# WRITTEN TASK
Copy out, from the entries below, each line holding the string "title".

Stored dataset items:
-- Begin --

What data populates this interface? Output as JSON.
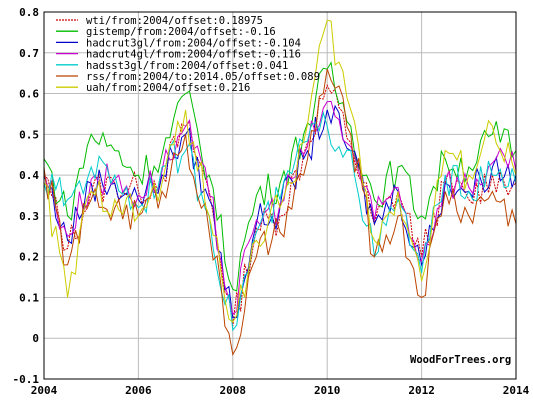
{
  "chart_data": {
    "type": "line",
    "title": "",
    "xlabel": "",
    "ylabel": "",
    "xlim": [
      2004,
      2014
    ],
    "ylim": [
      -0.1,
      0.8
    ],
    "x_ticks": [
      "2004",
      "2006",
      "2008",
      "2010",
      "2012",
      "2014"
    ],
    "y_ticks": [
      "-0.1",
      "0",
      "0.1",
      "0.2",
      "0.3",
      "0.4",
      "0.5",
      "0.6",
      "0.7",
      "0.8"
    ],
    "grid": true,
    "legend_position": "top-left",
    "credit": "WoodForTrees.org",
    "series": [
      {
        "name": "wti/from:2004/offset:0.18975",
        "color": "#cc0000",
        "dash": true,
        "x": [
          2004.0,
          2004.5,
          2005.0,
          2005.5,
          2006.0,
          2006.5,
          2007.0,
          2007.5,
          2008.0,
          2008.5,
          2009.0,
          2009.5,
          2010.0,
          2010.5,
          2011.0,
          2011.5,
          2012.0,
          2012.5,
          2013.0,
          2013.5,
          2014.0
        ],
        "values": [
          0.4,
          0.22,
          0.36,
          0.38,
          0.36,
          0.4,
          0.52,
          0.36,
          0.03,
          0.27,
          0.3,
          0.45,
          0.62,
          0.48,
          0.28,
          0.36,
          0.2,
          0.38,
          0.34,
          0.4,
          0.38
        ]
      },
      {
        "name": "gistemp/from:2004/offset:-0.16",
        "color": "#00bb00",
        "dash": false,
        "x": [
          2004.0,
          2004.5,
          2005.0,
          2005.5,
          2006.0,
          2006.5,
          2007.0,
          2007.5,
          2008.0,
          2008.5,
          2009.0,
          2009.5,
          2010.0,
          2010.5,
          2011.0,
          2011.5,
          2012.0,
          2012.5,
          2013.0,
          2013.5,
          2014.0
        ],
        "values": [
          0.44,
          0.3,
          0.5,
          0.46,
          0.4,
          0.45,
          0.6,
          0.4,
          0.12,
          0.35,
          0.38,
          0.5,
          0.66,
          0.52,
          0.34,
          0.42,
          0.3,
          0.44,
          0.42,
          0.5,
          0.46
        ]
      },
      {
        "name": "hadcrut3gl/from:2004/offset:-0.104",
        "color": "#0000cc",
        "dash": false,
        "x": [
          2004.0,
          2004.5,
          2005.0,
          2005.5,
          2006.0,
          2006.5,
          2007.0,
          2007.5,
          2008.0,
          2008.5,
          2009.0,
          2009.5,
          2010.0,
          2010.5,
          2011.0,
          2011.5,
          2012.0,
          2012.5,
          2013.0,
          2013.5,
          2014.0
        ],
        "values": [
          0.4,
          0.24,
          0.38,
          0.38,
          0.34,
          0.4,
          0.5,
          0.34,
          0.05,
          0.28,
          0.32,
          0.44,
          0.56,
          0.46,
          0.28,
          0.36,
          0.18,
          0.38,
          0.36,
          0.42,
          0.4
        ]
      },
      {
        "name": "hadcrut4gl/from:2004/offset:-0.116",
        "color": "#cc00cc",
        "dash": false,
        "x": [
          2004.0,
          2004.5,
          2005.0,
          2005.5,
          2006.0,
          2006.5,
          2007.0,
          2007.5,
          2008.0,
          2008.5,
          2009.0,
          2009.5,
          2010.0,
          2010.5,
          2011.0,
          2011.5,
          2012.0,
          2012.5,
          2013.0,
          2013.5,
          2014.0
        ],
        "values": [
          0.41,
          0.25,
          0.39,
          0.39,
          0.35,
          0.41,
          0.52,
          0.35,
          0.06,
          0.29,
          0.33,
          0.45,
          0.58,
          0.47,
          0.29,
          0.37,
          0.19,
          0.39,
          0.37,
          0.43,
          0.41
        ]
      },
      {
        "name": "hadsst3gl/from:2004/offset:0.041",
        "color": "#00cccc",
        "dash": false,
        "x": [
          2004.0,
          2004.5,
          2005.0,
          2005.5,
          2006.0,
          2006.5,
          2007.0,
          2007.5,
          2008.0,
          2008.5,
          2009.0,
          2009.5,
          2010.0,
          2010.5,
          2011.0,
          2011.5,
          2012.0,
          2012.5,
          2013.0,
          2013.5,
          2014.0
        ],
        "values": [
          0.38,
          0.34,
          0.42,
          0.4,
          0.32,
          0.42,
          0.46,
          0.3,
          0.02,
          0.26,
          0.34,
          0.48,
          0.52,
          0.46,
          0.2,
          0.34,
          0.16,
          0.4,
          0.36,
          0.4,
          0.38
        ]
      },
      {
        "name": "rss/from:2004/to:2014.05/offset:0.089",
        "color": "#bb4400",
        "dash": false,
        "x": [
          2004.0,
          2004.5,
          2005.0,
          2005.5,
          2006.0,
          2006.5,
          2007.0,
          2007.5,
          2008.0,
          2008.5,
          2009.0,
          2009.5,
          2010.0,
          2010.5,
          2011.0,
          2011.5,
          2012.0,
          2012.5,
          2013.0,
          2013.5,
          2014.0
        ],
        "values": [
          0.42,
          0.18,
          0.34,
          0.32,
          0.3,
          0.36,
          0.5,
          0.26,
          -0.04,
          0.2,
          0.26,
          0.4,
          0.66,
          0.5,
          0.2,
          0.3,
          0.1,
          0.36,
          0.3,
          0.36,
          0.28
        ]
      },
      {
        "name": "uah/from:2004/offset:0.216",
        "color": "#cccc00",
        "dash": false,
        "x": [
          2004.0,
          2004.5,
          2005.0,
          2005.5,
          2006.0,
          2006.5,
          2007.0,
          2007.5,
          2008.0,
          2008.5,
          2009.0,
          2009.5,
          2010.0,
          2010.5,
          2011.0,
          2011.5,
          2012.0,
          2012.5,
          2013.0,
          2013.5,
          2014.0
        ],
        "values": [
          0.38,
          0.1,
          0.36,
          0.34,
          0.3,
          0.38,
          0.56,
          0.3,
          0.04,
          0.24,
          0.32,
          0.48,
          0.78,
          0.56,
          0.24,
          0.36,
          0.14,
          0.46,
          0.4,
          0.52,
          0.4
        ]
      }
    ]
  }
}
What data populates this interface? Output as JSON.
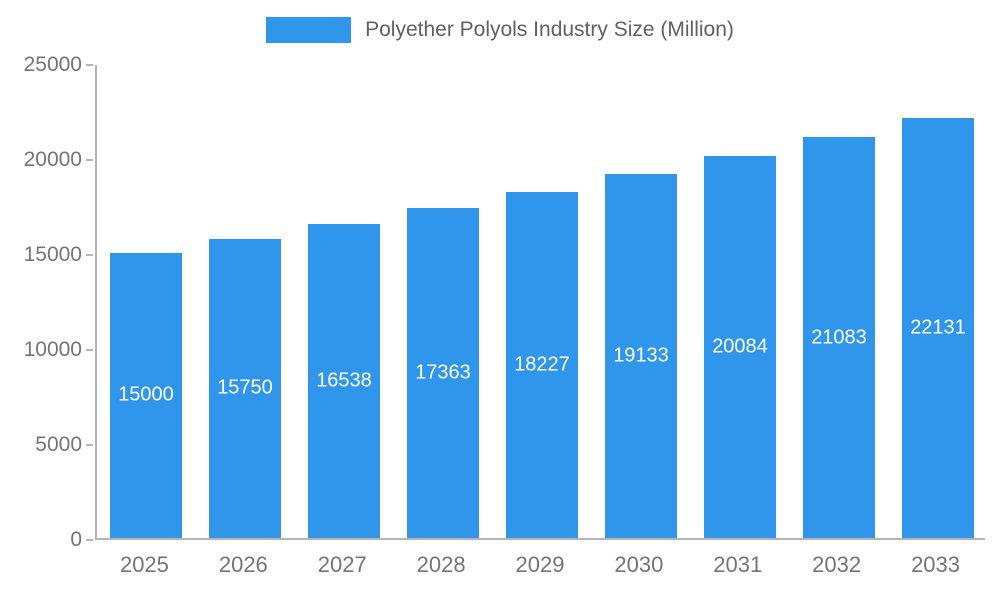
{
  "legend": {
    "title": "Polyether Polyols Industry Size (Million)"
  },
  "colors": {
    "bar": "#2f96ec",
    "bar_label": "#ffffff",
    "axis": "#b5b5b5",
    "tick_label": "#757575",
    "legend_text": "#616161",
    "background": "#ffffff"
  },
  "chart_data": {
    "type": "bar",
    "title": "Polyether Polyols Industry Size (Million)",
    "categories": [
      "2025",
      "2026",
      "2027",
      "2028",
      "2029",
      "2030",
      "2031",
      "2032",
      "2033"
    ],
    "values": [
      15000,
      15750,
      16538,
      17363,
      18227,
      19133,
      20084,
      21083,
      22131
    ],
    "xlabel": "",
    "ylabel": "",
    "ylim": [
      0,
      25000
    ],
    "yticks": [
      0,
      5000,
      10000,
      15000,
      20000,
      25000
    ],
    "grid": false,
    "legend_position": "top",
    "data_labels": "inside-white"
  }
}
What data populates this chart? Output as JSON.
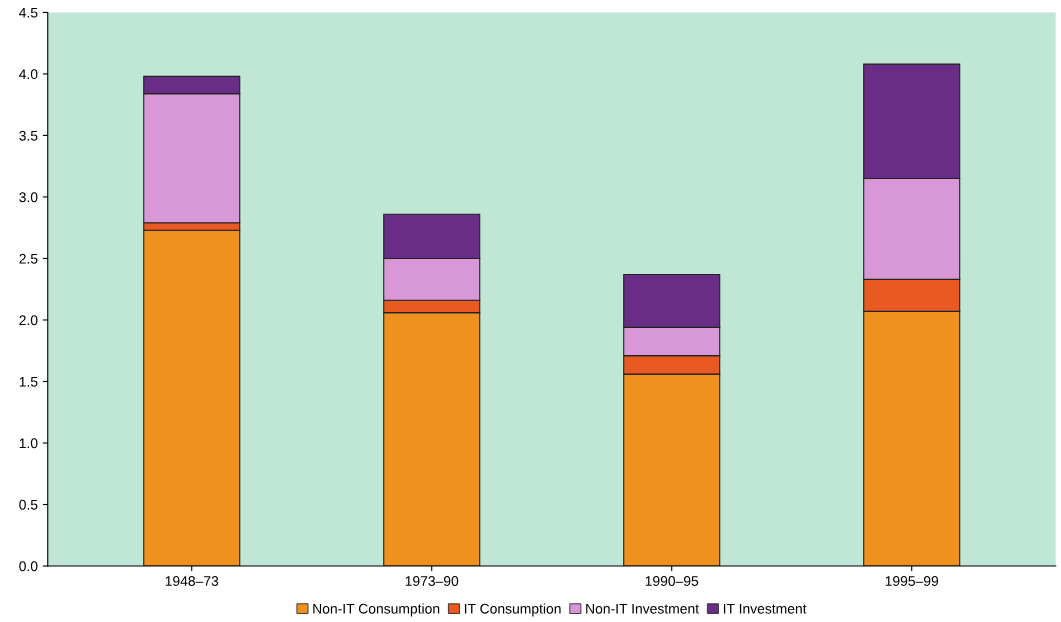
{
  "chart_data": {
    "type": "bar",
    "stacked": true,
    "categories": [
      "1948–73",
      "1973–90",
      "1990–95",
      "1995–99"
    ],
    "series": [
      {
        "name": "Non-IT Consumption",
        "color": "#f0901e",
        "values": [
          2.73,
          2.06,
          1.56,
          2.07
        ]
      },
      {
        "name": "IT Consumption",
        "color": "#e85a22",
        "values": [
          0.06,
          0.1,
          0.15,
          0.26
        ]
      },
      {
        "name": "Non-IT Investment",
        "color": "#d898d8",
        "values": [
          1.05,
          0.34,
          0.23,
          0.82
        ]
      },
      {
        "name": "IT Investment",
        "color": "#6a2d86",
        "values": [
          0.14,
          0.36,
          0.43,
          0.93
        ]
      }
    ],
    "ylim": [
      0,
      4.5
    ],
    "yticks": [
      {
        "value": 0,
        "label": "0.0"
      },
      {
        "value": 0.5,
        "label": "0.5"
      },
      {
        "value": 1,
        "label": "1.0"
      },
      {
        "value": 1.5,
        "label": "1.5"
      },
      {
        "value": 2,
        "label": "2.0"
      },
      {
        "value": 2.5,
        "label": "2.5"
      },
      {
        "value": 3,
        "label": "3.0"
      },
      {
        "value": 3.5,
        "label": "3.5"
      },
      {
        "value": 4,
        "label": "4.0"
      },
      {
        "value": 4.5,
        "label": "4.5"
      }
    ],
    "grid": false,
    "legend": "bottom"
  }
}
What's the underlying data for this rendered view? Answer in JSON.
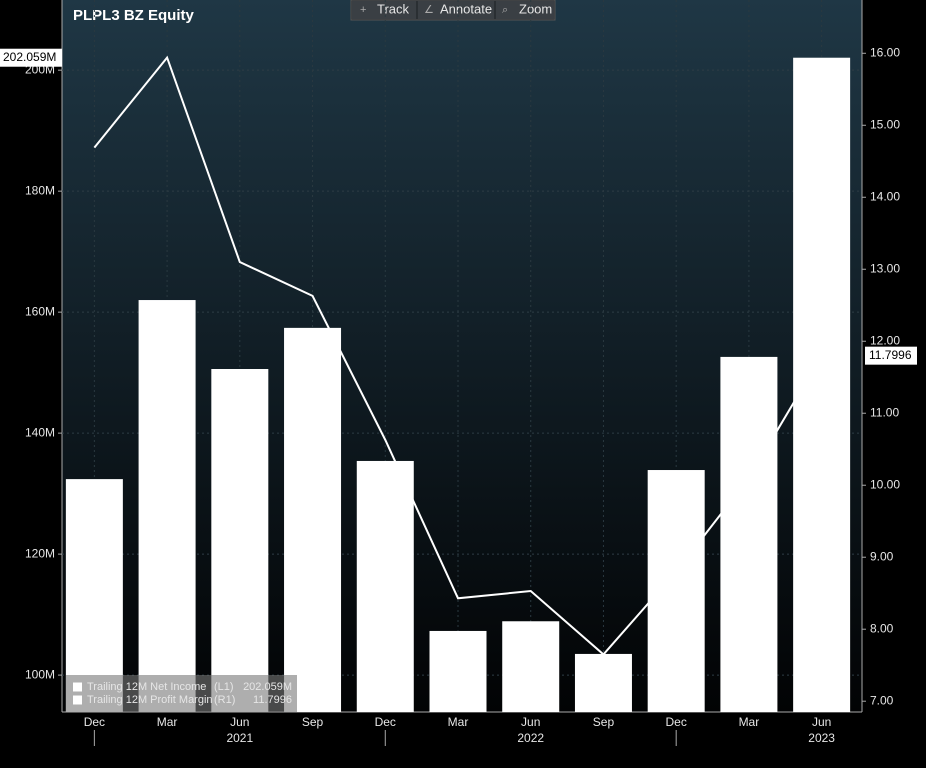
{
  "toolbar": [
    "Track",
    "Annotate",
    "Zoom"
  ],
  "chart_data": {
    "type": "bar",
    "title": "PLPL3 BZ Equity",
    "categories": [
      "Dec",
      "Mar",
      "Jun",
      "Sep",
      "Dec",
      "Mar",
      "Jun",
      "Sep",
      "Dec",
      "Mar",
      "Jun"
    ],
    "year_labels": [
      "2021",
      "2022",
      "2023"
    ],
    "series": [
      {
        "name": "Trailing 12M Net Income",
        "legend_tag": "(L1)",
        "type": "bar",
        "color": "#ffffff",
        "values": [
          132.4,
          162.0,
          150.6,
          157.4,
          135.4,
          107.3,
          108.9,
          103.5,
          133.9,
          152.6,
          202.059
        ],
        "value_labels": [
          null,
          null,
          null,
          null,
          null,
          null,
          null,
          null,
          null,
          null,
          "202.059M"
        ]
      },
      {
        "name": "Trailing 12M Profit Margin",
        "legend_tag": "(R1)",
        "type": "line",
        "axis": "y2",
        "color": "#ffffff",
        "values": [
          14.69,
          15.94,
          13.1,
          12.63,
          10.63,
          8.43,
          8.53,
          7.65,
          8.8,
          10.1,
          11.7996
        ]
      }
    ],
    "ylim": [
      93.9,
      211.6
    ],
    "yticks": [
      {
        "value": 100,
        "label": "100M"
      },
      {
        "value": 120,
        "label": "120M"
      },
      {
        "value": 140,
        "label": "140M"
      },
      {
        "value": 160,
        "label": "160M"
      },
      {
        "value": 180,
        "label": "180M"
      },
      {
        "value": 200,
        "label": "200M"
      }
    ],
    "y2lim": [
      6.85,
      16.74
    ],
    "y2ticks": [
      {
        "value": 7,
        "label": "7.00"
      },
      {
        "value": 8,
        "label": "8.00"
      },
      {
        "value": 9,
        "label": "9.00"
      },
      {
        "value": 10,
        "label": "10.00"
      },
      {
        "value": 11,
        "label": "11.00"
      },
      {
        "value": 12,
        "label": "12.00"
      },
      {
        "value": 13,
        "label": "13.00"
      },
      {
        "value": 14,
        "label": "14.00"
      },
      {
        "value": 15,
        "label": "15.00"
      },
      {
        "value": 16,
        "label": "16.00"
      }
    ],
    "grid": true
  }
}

-- End --

# TASK RESULT
    "title": "",
    "title": "Polyether Polyols Industry Size (Million)"
    "title": "Polyether Polyols Industry Size (Million)",
    "title": "PLPL3 BZ Equity",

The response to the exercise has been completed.